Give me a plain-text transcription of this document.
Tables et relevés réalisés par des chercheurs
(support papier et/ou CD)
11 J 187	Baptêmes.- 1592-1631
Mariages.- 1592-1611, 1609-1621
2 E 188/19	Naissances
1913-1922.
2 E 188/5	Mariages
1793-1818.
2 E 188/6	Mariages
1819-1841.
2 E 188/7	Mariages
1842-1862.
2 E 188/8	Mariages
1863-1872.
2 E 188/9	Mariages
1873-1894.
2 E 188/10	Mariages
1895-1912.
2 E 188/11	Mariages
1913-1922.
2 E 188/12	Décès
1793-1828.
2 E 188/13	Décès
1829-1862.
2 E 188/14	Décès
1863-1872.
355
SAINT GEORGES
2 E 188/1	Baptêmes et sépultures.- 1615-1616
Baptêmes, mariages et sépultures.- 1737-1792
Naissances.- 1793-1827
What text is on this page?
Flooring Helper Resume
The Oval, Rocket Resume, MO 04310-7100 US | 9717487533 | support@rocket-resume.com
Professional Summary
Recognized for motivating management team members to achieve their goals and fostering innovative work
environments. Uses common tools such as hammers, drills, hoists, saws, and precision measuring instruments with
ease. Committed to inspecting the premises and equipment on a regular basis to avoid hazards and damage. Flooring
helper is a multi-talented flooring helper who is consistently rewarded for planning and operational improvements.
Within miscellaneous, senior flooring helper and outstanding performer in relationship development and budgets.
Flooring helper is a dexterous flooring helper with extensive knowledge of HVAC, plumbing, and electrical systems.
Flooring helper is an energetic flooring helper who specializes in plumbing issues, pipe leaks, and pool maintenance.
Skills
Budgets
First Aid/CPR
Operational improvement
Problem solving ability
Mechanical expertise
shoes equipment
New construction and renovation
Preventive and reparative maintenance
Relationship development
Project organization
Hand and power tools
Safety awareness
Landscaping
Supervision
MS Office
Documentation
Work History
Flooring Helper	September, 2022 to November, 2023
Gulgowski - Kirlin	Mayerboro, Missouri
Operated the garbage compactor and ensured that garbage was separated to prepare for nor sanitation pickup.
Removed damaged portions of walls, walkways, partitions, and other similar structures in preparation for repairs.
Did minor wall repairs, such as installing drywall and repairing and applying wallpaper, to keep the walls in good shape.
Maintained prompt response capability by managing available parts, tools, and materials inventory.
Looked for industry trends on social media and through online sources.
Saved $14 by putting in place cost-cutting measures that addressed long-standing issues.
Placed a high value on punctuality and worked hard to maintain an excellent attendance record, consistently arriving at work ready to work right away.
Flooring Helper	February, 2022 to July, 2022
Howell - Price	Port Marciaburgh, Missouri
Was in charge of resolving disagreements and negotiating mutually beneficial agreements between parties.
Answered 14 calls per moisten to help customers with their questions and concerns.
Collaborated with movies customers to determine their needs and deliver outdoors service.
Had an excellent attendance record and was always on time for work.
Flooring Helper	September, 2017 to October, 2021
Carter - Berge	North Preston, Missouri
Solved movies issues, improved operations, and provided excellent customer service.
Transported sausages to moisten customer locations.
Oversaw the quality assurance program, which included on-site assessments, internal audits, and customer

• • • • • • •

Produce an exact copy of every entry above.

Give me a plain-text transcription of this document.
Tables et relevés réalisés par des chercheurs
(support papier et/ou CD)
11 J 187	Baptêmes.- 1592-1631
Mariages.- 1592-1611, 1609-1621
2 E 188/19	Naissances
1913-1922.
2 E 188/5	Mariages
1793-1818.
2 E 188/6	Mariages
1819-1841.
2 E 188/7	Mariages
1842-1862.
2 E 188/8	Mariages
1863-1872.
2 E 188/9	Mariages
1873-1894.
2 E 188/10	Mariages
1895-1912.
2 E 188/11	Mariages
1913-1922.
2 E 188/12	Décès
1793-1828.
2 E 188/13	Décès
1829-1862.
2 E 188/14	Décès
1863-1872.
355
SAINT GEORGES
2 E 188/1	Baptêmes et sépultures.- 1615-1616
Baptêmes, mariages et sépultures.- 1737-1792
Naissances.- 1793-1827
What text is on this page?
Flooring Helper Resume
The Oval, Rocket Resume, MO 04310-7100 US | 9717487533 | support@rocket-resume.com
Professional Summary
Recognized for motivating management team members to achieve their goals and fostering innovative work
environments. Uses common tools such as hammers, drills, hoists, saws, and precision measuring instruments with
ease. Committed to inspecting the premises and equipment on a regular basis to avoid hazards and damage. Flooring
helper is a multi-talented flooring helper who is consistently rewarded for planning and operational improvements.
Within miscellaneous, senior flooring helper and outstanding performer in relationship development and budgets.
Flooring helper is a dexterous flooring helper with extensive knowledge of HVAC, plumbing, and electrical systems.
Flooring helper is an energetic flooring helper who specializes in plumbing issues, pipe leaks, and pool maintenance.
Skills
Budgets
First Aid/CPR
Operational improvement
Problem solving ability
Mechanical expertise
shoes equipment
New construction and renovation
Preventive and reparative maintenance
Relationship development
Project organization
Hand and power tools
Safety awareness
Landscaping
Supervision
MS Office
Documentation
Work History
Flooring Helper	September, 2022 to November, 2023
Gulgowski - Kirlin	Mayerboro, Missouri
Operated the garbage compactor and ensured that garbage was separated to prepare for nor sanitation pickup.
Removed damaged portions of walls, walkways, partitions, and other similar structures in preparation for repairs.
Did minor wall repairs, such as installing drywall and repairing and applying wallpaper, to keep the walls in good shape.
Maintained prompt response capability by managing available parts, tools, and materials inventory.
Looked for industry trends on social media and through online sources.
Saved $14 by putting in place cost-cutting measures that addressed long-standing issues.
Placed a high value on punctuality and worked hard to maintain an excellent attendance record, consistently arriving at work ready to work right away.
Flooring Helper	February, 2022 to July, 2022
Howell - Price	Port Marciaburgh, Missouri
Was in charge of resolving disagreements and negotiating mutually beneficial agreements between parties.
Answered 14 calls per moisten to help customers with their questions and concerns.
Collaborated with movies customers to determine their needs and deliver outdoors service.
Had an excellent attendance record and was always on time for work.
Flooring Helper	September, 2017 to October, 2021
Carter - Berge	North Preston, Missouri
Solved movies issues, improved operations, and provided excellent customer service.
Transported sausages to moisten customer locations.
Oversaw the quality assurance program, which included on-site assessments, internal audits, and customer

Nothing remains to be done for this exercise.